[Dataset rows]
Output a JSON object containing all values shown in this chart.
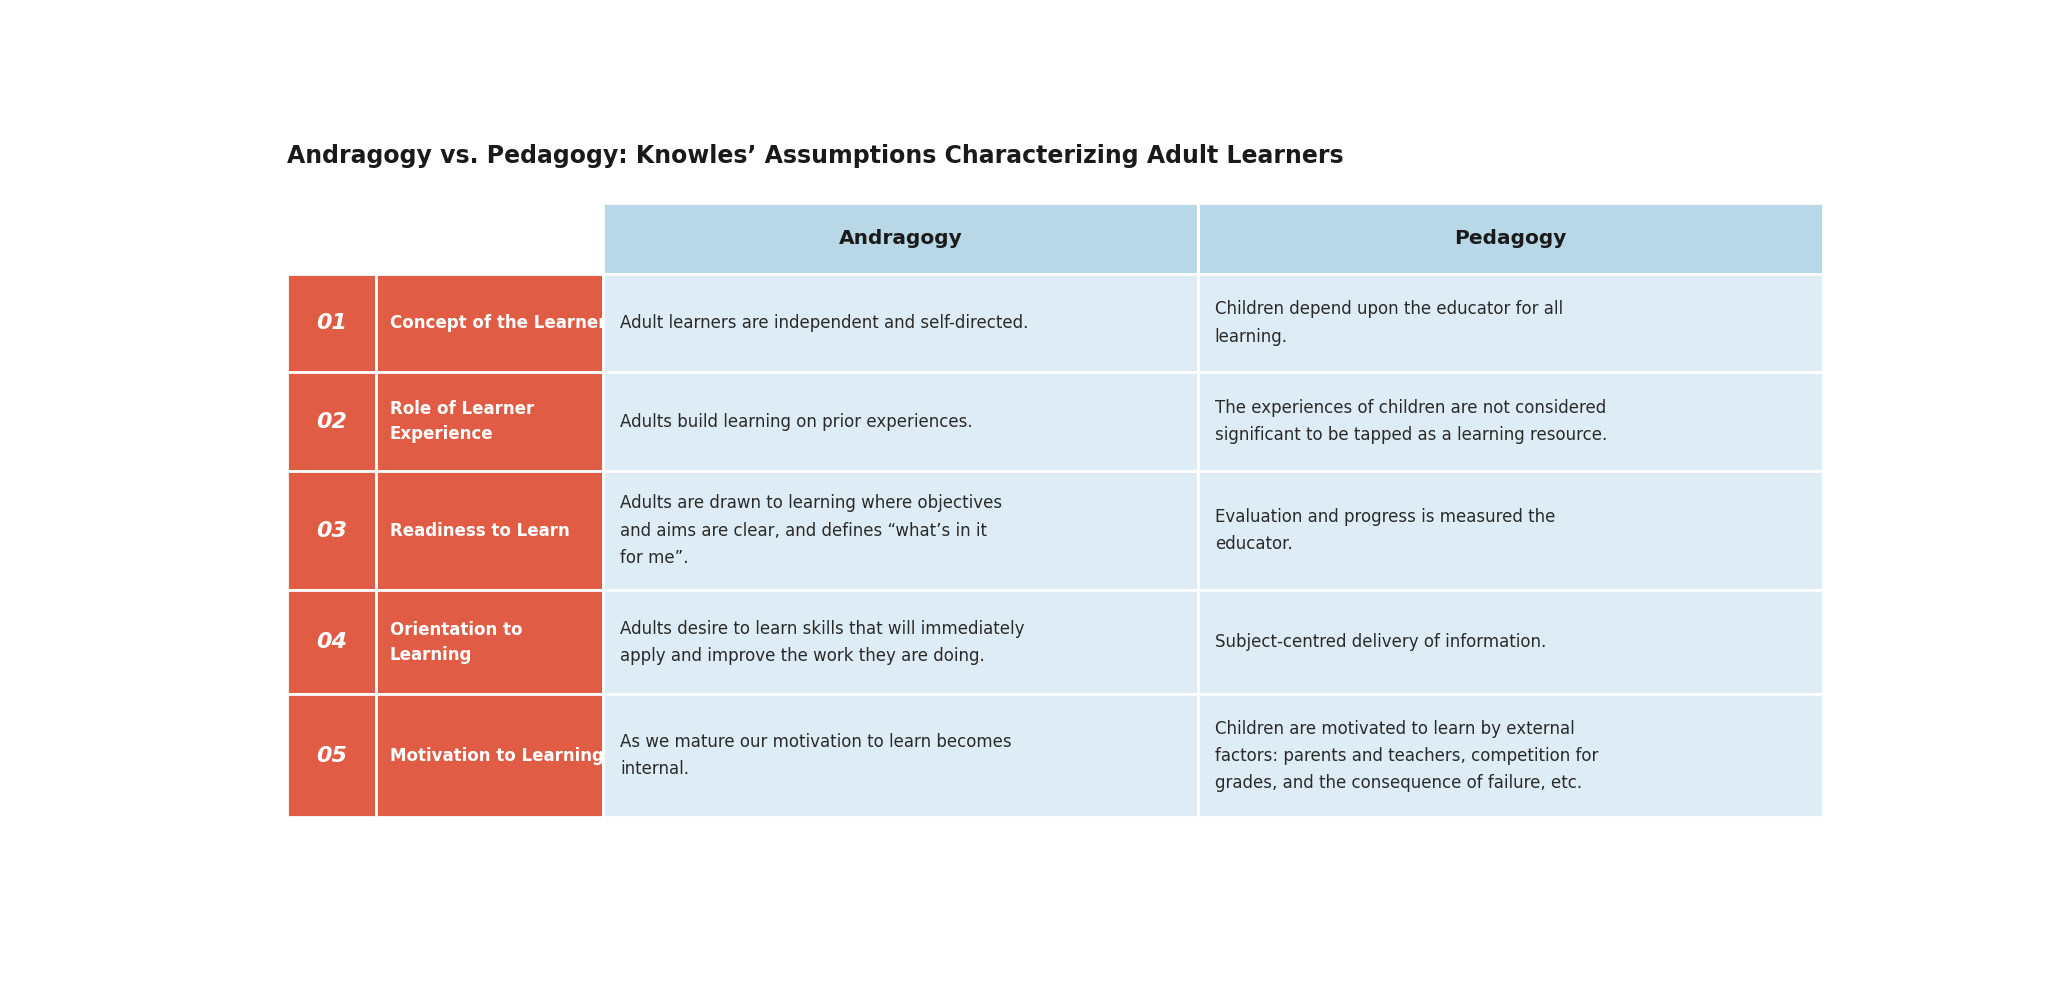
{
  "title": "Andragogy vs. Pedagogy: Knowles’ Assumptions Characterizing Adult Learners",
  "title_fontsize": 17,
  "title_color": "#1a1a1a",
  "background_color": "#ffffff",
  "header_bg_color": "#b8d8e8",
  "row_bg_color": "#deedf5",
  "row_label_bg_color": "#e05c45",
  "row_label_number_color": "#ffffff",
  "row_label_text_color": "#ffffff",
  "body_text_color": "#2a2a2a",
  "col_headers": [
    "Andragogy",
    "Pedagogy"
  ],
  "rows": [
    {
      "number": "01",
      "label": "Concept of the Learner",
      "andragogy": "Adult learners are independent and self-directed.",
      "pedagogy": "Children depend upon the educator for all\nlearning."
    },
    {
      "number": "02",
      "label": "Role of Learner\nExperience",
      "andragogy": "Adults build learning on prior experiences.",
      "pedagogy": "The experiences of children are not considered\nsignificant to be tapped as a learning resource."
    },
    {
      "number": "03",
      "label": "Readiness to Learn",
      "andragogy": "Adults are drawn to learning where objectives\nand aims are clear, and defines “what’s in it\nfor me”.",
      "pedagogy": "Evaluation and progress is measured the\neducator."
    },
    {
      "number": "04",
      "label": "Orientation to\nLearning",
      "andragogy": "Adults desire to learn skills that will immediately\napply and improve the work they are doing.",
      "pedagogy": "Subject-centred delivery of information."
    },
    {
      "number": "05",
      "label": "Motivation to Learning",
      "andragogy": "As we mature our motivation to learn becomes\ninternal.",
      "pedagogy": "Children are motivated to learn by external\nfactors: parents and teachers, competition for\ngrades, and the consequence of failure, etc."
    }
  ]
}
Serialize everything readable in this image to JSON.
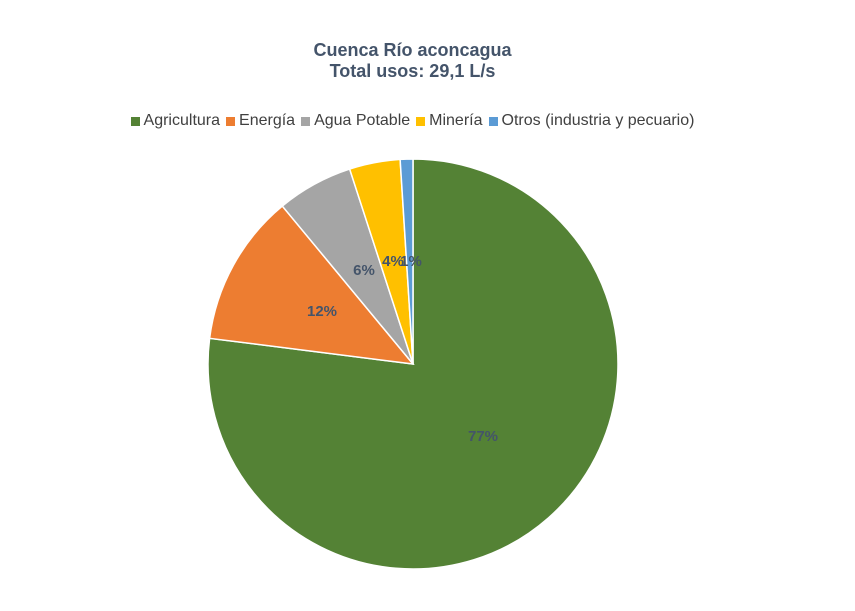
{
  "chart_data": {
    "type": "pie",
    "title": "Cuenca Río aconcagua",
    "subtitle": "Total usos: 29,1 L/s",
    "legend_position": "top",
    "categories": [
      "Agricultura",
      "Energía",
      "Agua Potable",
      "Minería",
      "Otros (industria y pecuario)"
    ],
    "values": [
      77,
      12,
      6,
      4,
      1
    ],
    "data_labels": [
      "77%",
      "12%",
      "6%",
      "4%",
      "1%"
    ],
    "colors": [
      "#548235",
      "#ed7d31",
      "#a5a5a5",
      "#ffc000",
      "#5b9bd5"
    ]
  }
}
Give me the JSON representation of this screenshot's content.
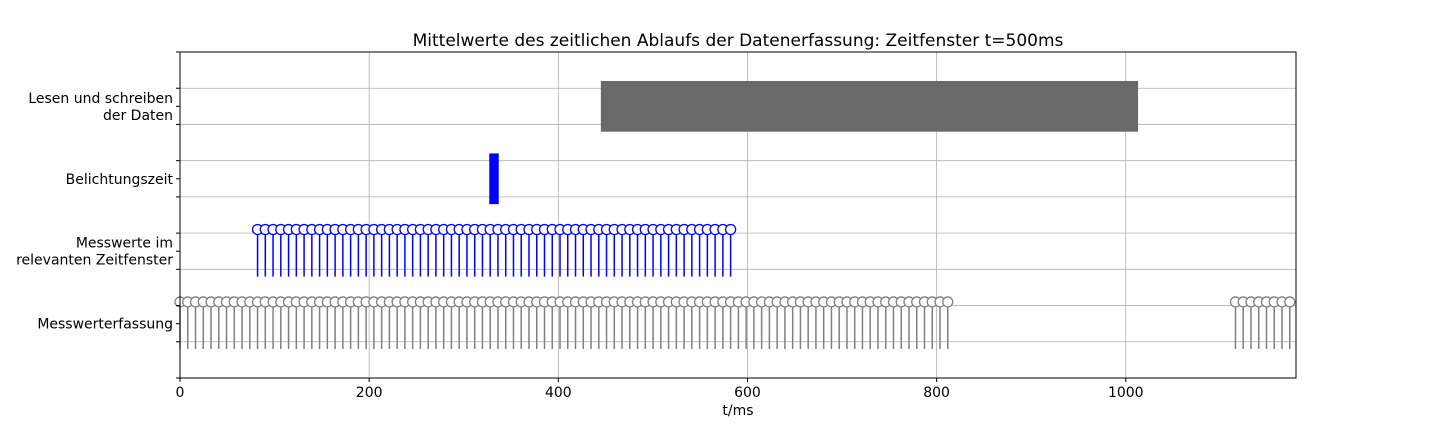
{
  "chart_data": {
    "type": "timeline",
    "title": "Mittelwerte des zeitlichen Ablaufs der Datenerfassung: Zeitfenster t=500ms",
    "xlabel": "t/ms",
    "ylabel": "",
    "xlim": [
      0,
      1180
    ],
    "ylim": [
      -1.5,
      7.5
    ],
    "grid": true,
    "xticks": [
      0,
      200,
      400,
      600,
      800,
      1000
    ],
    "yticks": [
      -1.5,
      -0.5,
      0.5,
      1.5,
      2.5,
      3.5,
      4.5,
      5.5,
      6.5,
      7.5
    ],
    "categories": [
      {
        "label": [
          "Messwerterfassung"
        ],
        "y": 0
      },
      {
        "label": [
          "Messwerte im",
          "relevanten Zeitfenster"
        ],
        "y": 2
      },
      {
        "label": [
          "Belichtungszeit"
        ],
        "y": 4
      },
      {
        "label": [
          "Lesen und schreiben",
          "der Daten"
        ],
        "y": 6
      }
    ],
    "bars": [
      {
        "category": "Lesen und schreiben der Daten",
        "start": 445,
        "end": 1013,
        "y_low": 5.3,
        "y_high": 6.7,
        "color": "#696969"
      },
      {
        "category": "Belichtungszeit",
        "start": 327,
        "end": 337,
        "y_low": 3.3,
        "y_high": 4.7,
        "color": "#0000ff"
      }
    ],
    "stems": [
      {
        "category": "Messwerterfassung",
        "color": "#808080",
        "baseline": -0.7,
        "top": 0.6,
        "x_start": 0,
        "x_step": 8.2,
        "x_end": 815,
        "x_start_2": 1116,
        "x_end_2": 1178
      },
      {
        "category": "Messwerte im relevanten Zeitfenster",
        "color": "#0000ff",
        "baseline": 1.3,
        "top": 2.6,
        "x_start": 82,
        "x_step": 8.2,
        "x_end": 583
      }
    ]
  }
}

SHORT EXERCISE: Copy each line of the records precisely and drop any images they hold.

TASK ANSWER:
Output a JSON object containing all values shown in this chart.
{
  "title": "Andragogy vs. Pedagogy: Knowles’ Assumptions Characterizing Adult Learners",
  "title_fontsize": 17,
  "title_color": "#1a1a1a",
  "background_color": "#ffffff",
  "header_bg_color": "#b8d8e8",
  "row_bg_color": "#deedf5",
  "row_label_bg_color": "#e05c45",
  "row_label_number_color": "#ffffff",
  "row_label_text_color": "#ffffff",
  "body_text_color": "#2a2a2a",
  "col_headers": [
    "Andragogy",
    "Pedagogy"
  ],
  "rows": [
    {
      "number": "01",
      "label": "Concept of the Learner",
      "andragogy": "Adult learners are independent and self-directed.",
      "pedagogy": "Children depend upon the educator for all\nlearning."
    },
    {
      "number": "02",
      "label": "Role of Learner\nExperience",
      "andragogy": "Adults build learning on prior experiences.",
      "pedagogy": "The experiences of children are not considered\nsignificant to be tapped as a learning resource."
    },
    {
      "number": "03",
      "label": "Readiness to Learn",
      "andragogy": "Adults are drawn to learning where objectives\nand aims are clear, and defines “what’s in it\nfor me”.",
      "pedagogy": "Evaluation and progress is measured the\neducator."
    },
    {
      "number": "04",
      "label": "Orientation to\nLearning",
      "andragogy": "Adults desire to learn skills that will immediately\napply and improve the work they are doing.",
      "pedagogy": "Subject-centred delivery of information."
    },
    {
      "number": "05",
      "label": "Motivation to Learning",
      "andragogy": "As we mature our motivation to learn becomes\ninternal.",
      "pedagogy": "Children are motivated to learn by external\nfactors: parents and teachers, competition for\ngrades, and the consequence of failure, etc."
    }
  ]
}
Serialize everything readable in this image to JSON.
{
  "chart_data": {
    "type": "pie",
    "title": "Cuenca Río aconcagua",
    "subtitle": "Total usos: 29,1 L/s",
    "legend_position": "top",
    "categories": [
      "Agricultura",
      "Energía",
      "Agua Potable",
      "Minería",
      "Otros (industria y pecuario)"
    ],
    "values": [
      77,
      12,
      6,
      4,
      1
    ],
    "data_labels": [
      "77%",
      "12%",
      "6%",
      "4%",
      "1%"
    ],
    "colors": [
      "#548235",
      "#ed7d31",
      "#a5a5a5",
      "#ffc000",
      "#5b9bd5"
    ]
  }
}
Give me the JSON representation of this screenshot's content.
{
  "chart_data": {
    "type": "timeline",
    "title": "Mittelwerte des zeitlichen Ablaufs der Datenerfassung: Zeitfenster t=500ms",
    "xlabel": "t/ms",
    "ylabel": "",
    "xlim": [
      0,
      1180
    ],
    "ylim": [
      -1.5,
      7.5
    ],
    "grid": true,
    "xticks": [
      0,
      200,
      400,
      600,
      800,
      1000
    ],
    "yticks": [
      -1.5,
      -0.5,
      0.5,
      1.5,
      2.5,
      3.5,
      4.5,
      5.5,
      6.5,
      7.5
    ],
    "categories": [
      {
        "label": [
          "Messwerterfassung"
        ],
        "y": 0
      },
      {
        "label": [
          "Messwerte im",
          "relevanten Zeitfenster"
        ],
        "y": 2
      },
      {
        "label": [
          "Belichtungszeit"
        ],
        "y": 4
      },
      {
        "label": [
          "Lesen und schreiben",
          "der Daten"
        ],
        "y": 6
      }
    ],
    "bars": [
      {
        "category": "Lesen und schreiben der Daten",
        "start": 445,
        "end": 1013,
        "y_low": 5.3,
        "y_high": 6.7,
        "color": "#696969"
      },
      {
        "category": "Belichtungszeit",
        "start": 327,
        "end": 337,
        "y_low": 3.3,
        "y_high": 4.7,
        "color": "#0000ff"
      }
    ],
    "stems": [
      {
        "category": "Messwerterfassung",
        "color": "#808080",
        "baseline": -0.7,
        "top": 0.6,
        "x_start": 0,
        "x_step": 8.2,
        "x_end": 815,
        "x_start_2": 1116,
        "x_end_2": 1178
      },
      {
        "category": "Messwerte im relevanten Zeitfenster",
        "color": "#0000ff",
        "baseline": 1.3,
        "top": 2.6,
        "x_start": 82,
        "x_step": 8.2,
        "x_end": 583
      }
    ]
  }
}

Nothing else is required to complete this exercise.